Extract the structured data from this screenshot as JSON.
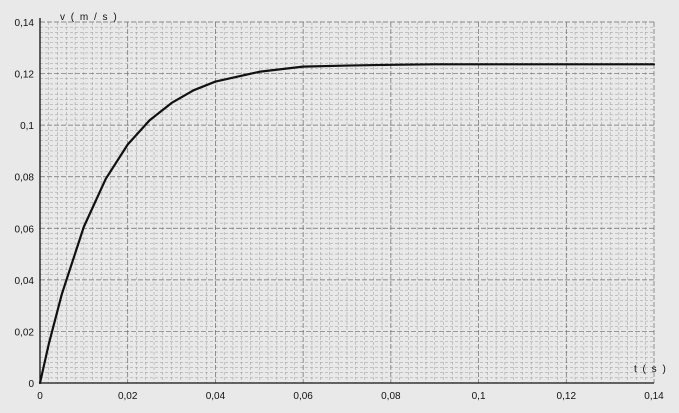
{
  "chart_data": {
    "type": "line",
    "title": "",
    "xlabel": "t ( s )",
    "ylabel": "v ( m / s )",
    "xlim": [
      0,
      0.14
    ],
    "ylim": [
      0,
      0.14
    ],
    "x_ticks": [
      0,
      0.02,
      0.04,
      0.06,
      0.08,
      0.1,
      0.12,
      0.14
    ],
    "x_tick_labels": [
      "0",
      "0,02",
      "0,04",
      "0,06",
      "0,08",
      "0,1",
      "0,12",
      "0,14"
    ],
    "y_ticks": [
      0,
      0.02,
      0.04,
      0.06,
      0.08,
      0.1,
      0.12,
      0.14
    ],
    "y_tick_labels": [
      "0",
      "0,02",
      "0,04",
      "0,06",
      "0,08",
      "0,1",
      "0,12",
      "0,14"
    ],
    "grid": true,
    "legend": "none",
    "series": [
      {
        "color": "#111111",
        "x": [
          0,
          0.002,
          0.005,
          0.01,
          0.015,
          0.02,
          0.025,
          0.03,
          0.035,
          0.04,
          0.05,
          0.06,
          0.07,
          0.08,
          0.09,
          0.1,
          0.11,
          0.12,
          0.13,
          0.14
        ],
        "y": [
          0,
          0.0151,
          0.0346,
          0.0606,
          0.0792,
          0.0925,
          0.1019,
          0.1086,
          0.1135,
          0.1169,
          0.1207,
          0.1227,
          0.1231,
          0.1234,
          0.1236,
          0.1236,
          0.1236,
          0.1236,
          0.1236,
          0.1236
        ]
      }
    ]
  }
}
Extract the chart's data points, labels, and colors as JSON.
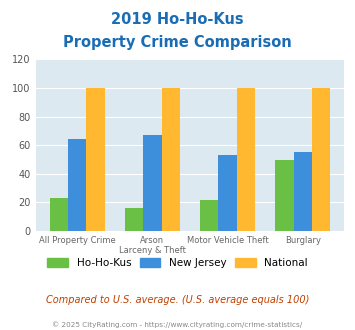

● ● ● ●

All of the entries need to be transcribed word for word; pictures are left out.

Extract the structured data from this screenshot as JSON.
{
  "chart_data": {
    "type": "line",
    "title": "",
    "xlabel": "t ( s )",
    "ylabel": "v ( m / s )",
    "xlim": [
      0,
      0.14
    ],
    "ylim": [
      0,
      0.14
    ],
    "x_ticks": [
      0,
      0.02,
      0.04,
      0.06,
      0.08,
      0.1,
      0.12,
      0.14
    ],
    "x_tick_labels": [
      "0",
      "0,02",
      "0,04",
      "0,06",
      "0,08",
      "0,1",
      "0,12",
      "0,14"
    ],
    "y_ticks": [
      0,
      0.02,
      0.04,
      0.06,
      0.08,
      0.1,
      0.12,
      0.14
    ],
    "y_tick_labels": [
      "0",
      "0,02",
      "0,04",
      "0,06",
      "0,08",
      "0,1",
      "0,12",
      "0,14"
    ],
    "grid": true,
    "legend": "none",
    "series": [
      {
        "color": "#111111",
        "x": [
          0,
          0.002,
          0.005,
          0.01,
          0.015,
          0.02,
          0.025,
          0.03,
          0.035,
          0.04,
          0.05,
          0.06,
          0.07,
          0.08,
          0.09,
          0.1,
          0.11,
          0.12,
          0.13,
          0.14
        ],
        "y": [
          0,
          0.0151,
          0.0346,
          0.0606,
          0.0792,
          0.0925,
          0.1019,
          0.1086,
          0.1135,
          0.1169,
          0.1207,
          0.1227,
          0.1231,
          0.1234,
          0.1236,
          0.1236,
          0.1236,
          0.1236,
          0.1236,
          0.1236
        ]
      }
    ]
  }
}
Extract the chart's data points, labels, and colors as JSON.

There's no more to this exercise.